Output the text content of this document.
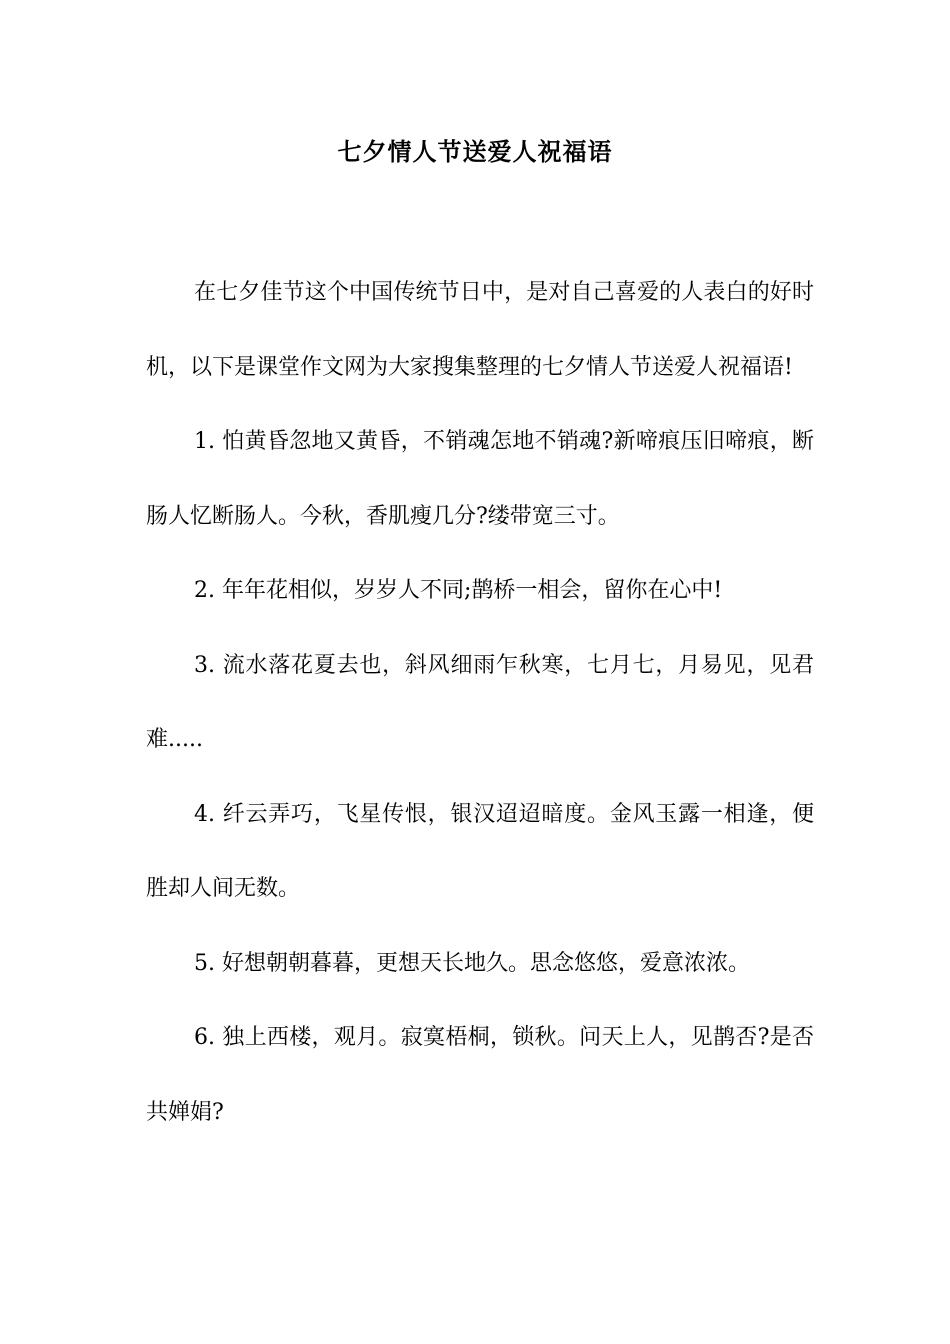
七夕情人节送爱人祝福语

在七夕佳节这个中国传统节日中，是对自己喜爱的人表白的好时机，以下是课堂作文网为大家搜集整理的七夕情人节送爱人祝福语!

1. 怕黄昏忽地又黄昏，不销魂怎地不销魂?新啼痕压旧啼痕，断肠人忆断肠人。今秋，香肌瘦几分?缕带宽三寸。

2. 年年花相似，岁岁人不同;鹊桥一相会，留你在心中!

3. 流水落花夏去也，斜风细雨乍秋寒，七月七，月易见，见君难.....

4. 纤云弄巧，飞星传恨，银汉迢迢暗度。金风玉露一相逢，便胜却人间无数。

5. 好想朝朝暮暮，更想天长地久。思念悠悠，爱意浓浓。

6. 独上西楼，观月。寂寞梧桐，锁秋。问天上人，见鹊否?是否共婵娟?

> Exercise directions: In the copy, include no pictures; restate the listing above exactly.

> Written answer:
Output the text content of this document.
七夕情人节送爱人祝福语

在七夕佳节这个中国传统节日中，是对自己喜爱的人表白的好时机，以下是课堂作文网为大家搜集整理的七夕情人节送爱人祝福语!

1. 怕黄昏忽地又黄昏，不销魂怎地不销魂?新啼痕压旧啼痕，断肠人忆断肠人。今秋，香肌瘦几分?缕带宽三寸。

2. 年年花相似，岁岁人不同;鹊桥一相会，留你在心中!

3. 流水落花夏去也，斜风细雨乍秋寒，七月七，月易见，见君难.....

4. 纤云弄巧，飞星传恨，银汉迢迢暗度。金风玉露一相逢，便胜却人间无数。

5. 好想朝朝暮暮，更想天长地久。思念悠悠，爱意浓浓。

6. 独上西楼，观月。寂寞梧桐，锁秋。问天上人，见鹊否?是否共婵娟?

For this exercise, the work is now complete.